What the task asks: It is required that all of the data be written out exactly.

(Stored entries)
◇ ◇ ◇ ◇ ◇ ◇ ◇
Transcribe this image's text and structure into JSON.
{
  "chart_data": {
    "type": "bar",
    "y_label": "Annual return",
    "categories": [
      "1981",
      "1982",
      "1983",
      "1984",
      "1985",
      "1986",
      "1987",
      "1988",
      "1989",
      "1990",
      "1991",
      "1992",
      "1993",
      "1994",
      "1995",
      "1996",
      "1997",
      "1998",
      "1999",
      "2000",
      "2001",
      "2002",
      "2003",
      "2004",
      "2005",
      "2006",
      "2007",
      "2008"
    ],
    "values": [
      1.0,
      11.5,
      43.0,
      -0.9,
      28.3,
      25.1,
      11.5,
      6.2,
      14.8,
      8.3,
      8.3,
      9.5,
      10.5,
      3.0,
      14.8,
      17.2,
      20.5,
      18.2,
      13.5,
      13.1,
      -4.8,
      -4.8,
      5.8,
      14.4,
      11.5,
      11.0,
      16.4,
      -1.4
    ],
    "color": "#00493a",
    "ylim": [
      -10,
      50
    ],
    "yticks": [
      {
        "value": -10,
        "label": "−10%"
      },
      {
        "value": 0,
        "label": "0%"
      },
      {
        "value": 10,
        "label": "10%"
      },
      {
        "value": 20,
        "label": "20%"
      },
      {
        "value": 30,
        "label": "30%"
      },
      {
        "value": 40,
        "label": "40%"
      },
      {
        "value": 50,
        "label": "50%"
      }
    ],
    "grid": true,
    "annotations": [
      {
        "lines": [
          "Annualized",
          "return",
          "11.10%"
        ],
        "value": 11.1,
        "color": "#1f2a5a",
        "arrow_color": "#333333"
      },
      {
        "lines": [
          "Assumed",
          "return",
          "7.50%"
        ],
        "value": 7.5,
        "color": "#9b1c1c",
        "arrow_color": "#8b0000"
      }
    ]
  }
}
◇ ◇ ◇ ◇ ◇ ◇ ◇
Exercise output:
Transcribe this image's text and structure into JSON.
{
  "chart_data": {
    "type": "bar",
    "y_label": "Annual return",
    "categories": [
      "1981",
      "1982",
      "1983",
      "1984",
      "1985",
      "1986",
      "1987",
      "1988",
      "1989",
      "1990",
      "1991",
      "1992",
      "1993",
      "1994",
      "1995",
      "1996",
      "1997",
      "1998",
      "1999",
      "2000",
      "2001",
      "2002",
      "2003",
      "2004",
      "2005",
      "2006",
      "2007",
      "2008"
    ],
    "values": [
      1.0,
      11.5,
      43.0,
      -0.9,
      28.3,
      25.1,
      11.5,
      6.2,
      14.8,
      8.3,
      8.3,
      9.5,
      10.5,
      3.0,
      14.8,
      17.2,
      20.5,
      18.2,
      13.5,
      13.1,
      -4.8,
      -4.8,
      5.8,
      14.4,
      11.5,
      11.0,
      16.4,
      -1.4
    ],
    "color": "#00493a",
    "ylim": [
      -10,
      50
    ],
    "yticks": [
      {
        "value": -10,
        "label": "−10%"
      },
      {
        "value": 0,
        "label": "0%"
      },
      {
        "value": 10,
        "label": "10%"
      },
      {
        "value": 20,
        "label": "20%"
      },
      {
        "value": 30,
        "label": "30%"
      },
      {
        "value": 40,
        "label": "40%"
      },
      {
        "value": 50,
        "label": "50%"
      }
    ],
    "grid": true,
    "annotations": [
      {
        "lines": [
          "Annualized",
          "return",
          "11.10%"
        ],
        "value": 11.1,
        "color": "#1f2a5a",
        "arrow_color": "#333333"
      },
      {
        "lines": [
          "Assumed",
          "return",
          "7.50%"
        ],
        "value": 7.5,
        "color": "#9b1c1c",
        "arrow_color": "#8b0000"
      }
    ]
  }
}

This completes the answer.